:: Available records ::
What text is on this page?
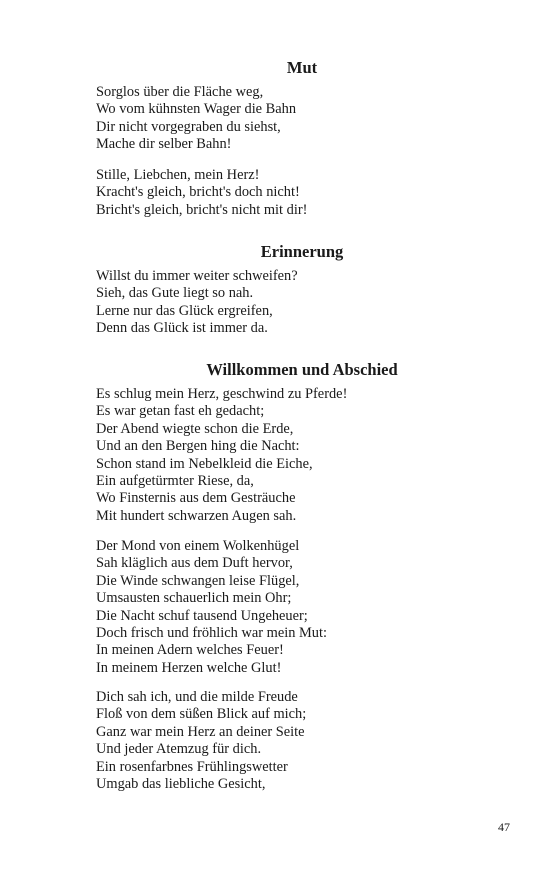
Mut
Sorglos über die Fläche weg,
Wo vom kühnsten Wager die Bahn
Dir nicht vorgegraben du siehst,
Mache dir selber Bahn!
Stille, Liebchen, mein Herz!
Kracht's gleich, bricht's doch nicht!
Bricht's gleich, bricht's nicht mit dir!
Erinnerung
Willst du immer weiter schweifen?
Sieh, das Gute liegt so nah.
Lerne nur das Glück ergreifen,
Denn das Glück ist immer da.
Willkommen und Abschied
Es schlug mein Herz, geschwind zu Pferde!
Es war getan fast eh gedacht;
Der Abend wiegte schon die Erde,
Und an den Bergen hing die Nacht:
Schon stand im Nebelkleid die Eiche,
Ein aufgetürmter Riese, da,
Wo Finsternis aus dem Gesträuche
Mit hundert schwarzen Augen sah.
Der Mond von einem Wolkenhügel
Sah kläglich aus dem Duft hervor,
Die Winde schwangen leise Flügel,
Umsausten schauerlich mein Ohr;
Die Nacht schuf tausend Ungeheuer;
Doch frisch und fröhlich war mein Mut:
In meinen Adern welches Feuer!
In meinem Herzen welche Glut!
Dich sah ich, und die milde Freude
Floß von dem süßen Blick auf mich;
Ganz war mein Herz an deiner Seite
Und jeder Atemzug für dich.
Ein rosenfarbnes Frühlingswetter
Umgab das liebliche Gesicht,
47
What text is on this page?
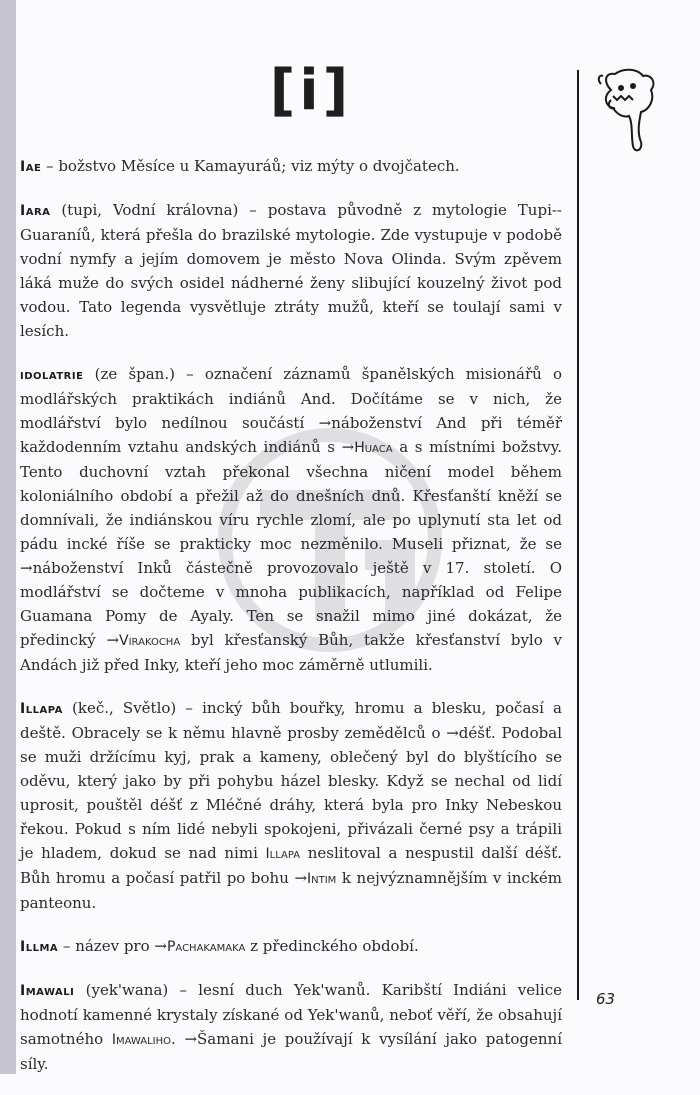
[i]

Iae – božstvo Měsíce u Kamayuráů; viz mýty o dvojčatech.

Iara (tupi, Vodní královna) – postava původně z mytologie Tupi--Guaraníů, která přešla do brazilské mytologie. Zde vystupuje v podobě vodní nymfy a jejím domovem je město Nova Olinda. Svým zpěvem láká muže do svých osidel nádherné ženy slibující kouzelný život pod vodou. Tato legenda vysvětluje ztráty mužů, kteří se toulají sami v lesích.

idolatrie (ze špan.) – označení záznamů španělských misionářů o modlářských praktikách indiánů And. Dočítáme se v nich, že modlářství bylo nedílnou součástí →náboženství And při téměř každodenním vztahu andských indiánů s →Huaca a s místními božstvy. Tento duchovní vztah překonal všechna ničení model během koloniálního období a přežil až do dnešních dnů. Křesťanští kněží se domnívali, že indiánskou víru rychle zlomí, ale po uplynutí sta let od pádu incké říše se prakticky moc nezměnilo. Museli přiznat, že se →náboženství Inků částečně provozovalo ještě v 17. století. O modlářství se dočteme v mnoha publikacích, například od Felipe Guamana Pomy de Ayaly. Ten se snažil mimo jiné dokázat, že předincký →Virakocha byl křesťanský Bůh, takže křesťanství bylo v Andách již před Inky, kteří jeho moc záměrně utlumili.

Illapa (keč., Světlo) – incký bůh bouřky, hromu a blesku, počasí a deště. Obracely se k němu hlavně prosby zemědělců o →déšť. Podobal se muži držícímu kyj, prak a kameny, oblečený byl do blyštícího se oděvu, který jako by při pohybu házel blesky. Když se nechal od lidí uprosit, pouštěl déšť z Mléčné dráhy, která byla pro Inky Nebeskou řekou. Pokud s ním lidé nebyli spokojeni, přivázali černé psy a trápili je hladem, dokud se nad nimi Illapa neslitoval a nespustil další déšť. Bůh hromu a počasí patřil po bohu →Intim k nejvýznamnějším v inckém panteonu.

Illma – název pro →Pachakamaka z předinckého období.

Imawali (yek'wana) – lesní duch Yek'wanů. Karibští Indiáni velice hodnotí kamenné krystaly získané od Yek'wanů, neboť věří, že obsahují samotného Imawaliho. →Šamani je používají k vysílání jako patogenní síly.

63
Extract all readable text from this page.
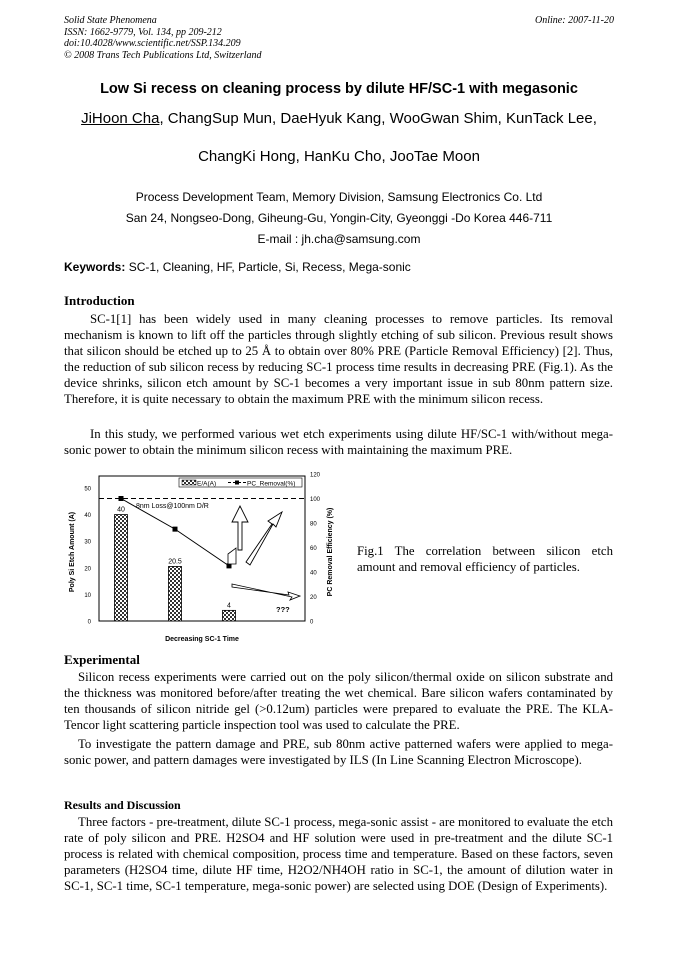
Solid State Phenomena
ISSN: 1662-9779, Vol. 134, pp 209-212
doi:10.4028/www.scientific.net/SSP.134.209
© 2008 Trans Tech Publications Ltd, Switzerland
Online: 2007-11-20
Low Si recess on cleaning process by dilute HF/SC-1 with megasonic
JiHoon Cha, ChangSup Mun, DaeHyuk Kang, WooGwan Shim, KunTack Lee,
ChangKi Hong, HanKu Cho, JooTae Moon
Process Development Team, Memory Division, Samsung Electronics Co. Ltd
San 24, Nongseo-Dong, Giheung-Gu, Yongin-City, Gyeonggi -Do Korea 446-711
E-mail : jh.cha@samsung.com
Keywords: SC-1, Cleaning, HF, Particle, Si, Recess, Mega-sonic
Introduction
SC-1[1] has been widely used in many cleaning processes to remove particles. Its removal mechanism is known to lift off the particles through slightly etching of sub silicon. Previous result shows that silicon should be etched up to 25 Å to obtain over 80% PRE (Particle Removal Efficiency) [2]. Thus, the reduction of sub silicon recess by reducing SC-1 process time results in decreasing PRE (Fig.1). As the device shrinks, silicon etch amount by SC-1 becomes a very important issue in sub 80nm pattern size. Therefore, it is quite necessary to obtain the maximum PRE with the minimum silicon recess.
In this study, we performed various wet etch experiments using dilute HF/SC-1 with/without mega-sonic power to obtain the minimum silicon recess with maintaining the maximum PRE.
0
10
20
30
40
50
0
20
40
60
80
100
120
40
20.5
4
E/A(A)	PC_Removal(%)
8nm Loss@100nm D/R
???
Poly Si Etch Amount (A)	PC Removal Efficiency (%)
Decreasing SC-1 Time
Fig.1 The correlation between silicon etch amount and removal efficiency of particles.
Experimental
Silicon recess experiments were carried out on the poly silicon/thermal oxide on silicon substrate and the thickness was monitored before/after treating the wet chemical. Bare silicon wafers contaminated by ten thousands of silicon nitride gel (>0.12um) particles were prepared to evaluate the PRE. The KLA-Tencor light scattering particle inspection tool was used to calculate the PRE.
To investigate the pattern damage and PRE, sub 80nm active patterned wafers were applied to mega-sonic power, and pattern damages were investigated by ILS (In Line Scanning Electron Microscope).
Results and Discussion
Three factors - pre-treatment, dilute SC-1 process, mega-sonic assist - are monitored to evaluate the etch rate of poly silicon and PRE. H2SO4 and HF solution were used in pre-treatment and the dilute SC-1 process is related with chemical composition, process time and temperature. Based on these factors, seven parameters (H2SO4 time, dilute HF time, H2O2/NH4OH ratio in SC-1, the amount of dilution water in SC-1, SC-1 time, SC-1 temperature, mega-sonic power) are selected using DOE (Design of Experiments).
:::
**What you have to do**
Repeat all the records above exactly, leaving out any pictures.

**Answer to the exercise**
What text is on this page?
Mut
Sorglos über die Fläche weg,
Wo vom kühnsten Wager die Bahn
Dir nicht vorgegraben du siehst,
Mache dir selber Bahn!
Stille, Liebchen, mein Herz!
Kracht's gleich, bricht's doch nicht!
Bricht's gleich, bricht's nicht mit dir!
Erinnerung
Willst du immer weiter schweifen?
Sieh, das Gute liegt so nah.
Lerne nur das Glück ergreifen,
Denn das Glück ist immer da.
Willkommen und Abschied
Es schlug mein Herz, geschwind zu Pferde!
Es war getan fast eh gedacht;
Der Abend wiegte schon die Erde,
Und an den Bergen hing die Nacht:
Schon stand im Nebelkleid die Eiche,
Ein aufgetürmter Riese, da,
Wo Finsternis aus dem Gesträuche
Mit hundert schwarzen Augen sah.
Der Mond von einem Wolkenhügel
Sah kläglich aus dem Duft hervor,
Die Winde schwangen leise Flügel,
Umsausten schauerlich mein Ohr;
Die Nacht schuf tausend Ungeheuer;
Doch frisch und fröhlich war mein Mut:
In meinen Adern welches Feuer!
In meinem Herzen welche Glut!
Dich sah ich, und die milde Freude
Floß von dem süßen Blick auf mich;
Ganz war mein Herz an deiner Seite
Und jeder Atemzug für dich.
Ein rosenfarbnes Frühlingswetter
Umgab das liebliche Gesicht,
47
What text is on this page?
[i]

Iae – božstvo Měsíce u Kamayuráů; viz mýty o dvojčatech.

Iara (tupi, Vodní královna) – postava původně z mytologie Tupi--Guaraníů, která přešla do brazilské mytologie. Zde vystupuje v podobě vodní nymfy a jejím domovem je město Nova Olinda. Svým zpěvem láká muže do svých osidel nádherné ženy slibující kouzelný život pod vodou. Tato legenda vysvětluje ztráty mužů, kteří se toulají sami v lesích.

idolatrie (ze špan.) – označení záznamů španělských misionářů o modlářských praktikách indiánů And. Dočítáme se v nich, že modlářství bylo nedílnou součástí →náboženství And při téměř každodenním vztahu andských indiánů s →Huaca a s místními božstvy. Tento duchovní vztah překonal všechna ničení model během koloniálního období a přežil až do dnešních dnů. Křesťanští kněží se domnívali, že indiánskou víru rychle zlomí, ale po uplynutí sta let od pádu incké říše se prakticky moc nezměnilo. Museli přiznat, že se →náboženství Inků částečně provozovalo ještě v 17. století. O modlářství se dočteme v mnoha publikacích, například od Felipe Guamana Pomy de Ayaly. Ten se snažil mimo jiné dokázat, že předincký →Virakocha byl křesťanský Bůh, takže křesťanství bylo v Andách již před Inky, kteří jeho moc záměrně utlumili.

Illapa (keč., Světlo) – incký bůh bouřky, hromu a blesku, počasí a deště. Obracely se k němu hlavně prosby zemědělců o →déšť. Podobal se muži držícímu kyj, prak a kameny, oblečený byl do blyštícího se oděvu, který jako by při pohybu házel blesky. Když se nechal od lidí uprosit, pouštěl déšť z Mléčné dráhy, která byla pro Inky Nebeskou řekou. Pokud s ním lidé nebyli spokojeni, přivázali černé psy a trápili je hladem, dokud se nad nimi Illapa neslitoval a nespustil další déšť. Bůh hromu a počasí patřil po bohu →Intim k nejvýznamnějším v inckém panteonu.

Illma – název pro →Pachakamaka z předinckého období.

Imawali (yek'wana) – lesní duch Yek'wanů. Karibští Indiáni velice hodnotí kamenné krystaly získané od Yek'wanů, neboť věří, že obsahují samotného Imawaliho. →Šamani je používají k vysílání jako patogenní síly.

63
Extract all readable text from this page.
Solid State Phenomena
ISSN: 1662-9779, Vol. 134, pp 209-212
doi:10.4028/www.scientific.net/SSP.134.209
© 2008 Trans Tech Publications Ltd, Switzerland
Online: 2007-11-20
Low Si recess on cleaning process by dilute HF/SC-1 with megasonic
JiHoon Cha, ChangSup Mun, DaeHyuk Kang, WooGwan Shim, KunTack Lee,
ChangKi Hong, HanKu Cho, JooTae Moon
Process Development Team, Memory Division, Samsung Electronics Co. Ltd
San 24, Nongseo-Dong, Giheung-Gu, Yongin-City, Gyeonggi -Do Korea 446-711
E-mail : jh.cha@samsung.com
Keywords: SC-1, Cleaning, HF, Particle, Si, Recess, Mega-sonic
Introduction
SC-1[1] has been widely used in many cleaning processes to remove particles. Its removal mechanism is known to lift off the particles through slightly etching of sub silicon. Previous result shows that silicon should be etched up to 25 Å to obtain over 80% PRE (Particle Removal Efficiency) [2]. Thus, the reduction of sub silicon recess by reducing SC-1 process time results in decreasing PRE (Fig.1). As the device shrinks, silicon etch amount by SC-1 becomes a very important issue in sub 80nm pattern size. Therefore, it is quite necessary to obtain the maximum PRE with the minimum silicon recess.
In this study, we performed various wet etch experiments using dilute HF/SC-1 with/without mega-sonic power to obtain the minimum silicon recess with maintaining the maximum PRE.
0
10
20
30
40
50
0
20
40
60
80
100
120
40
20.5
4
E/A(A)	PC_Removal(%)
8nm Loss@100nm D/R
???
Poly Si Etch Amount (A)	PC Removal Efficiency (%)
Decreasing SC-1 Time
Fig.1 The correlation between silicon etch amount and removal efficiency of particles.
Experimental
Silicon recess experiments were carried out on the poly silicon/thermal oxide on silicon substrate and the thickness was monitored before/after treating the wet chemical. Bare silicon wafers contaminated by ten thousands of silicon nitride gel (>0.12um) particles were prepared to evaluate the PRE. The KLA-Tencor light scattering particle inspection tool was used to calculate the PRE.
To investigate the pattern damage and PRE, sub 80nm active patterned wafers were applied to mega-sonic power, and pattern damages were investigated by ILS (In Line Scanning Electron Microscope).
Results and Discussion
Three factors - pre-treatment, dilute SC-1 process, mega-sonic assist - are monitored to evaluate the etch rate of poly silicon and PRE. H2SO4 and HF solution were used in pre-treatment and the dilute SC-1 process is related with chemical composition, process time and temperature. Based on these factors, seven parameters (H2SO4 time, dilute HF time, H2O2/NH4OH ratio in SC-1, the amount of dilution water in SC-1, SC-1 time, SC-1 temperature, mega-sonic power) are selected using DOE (Design of Experiments).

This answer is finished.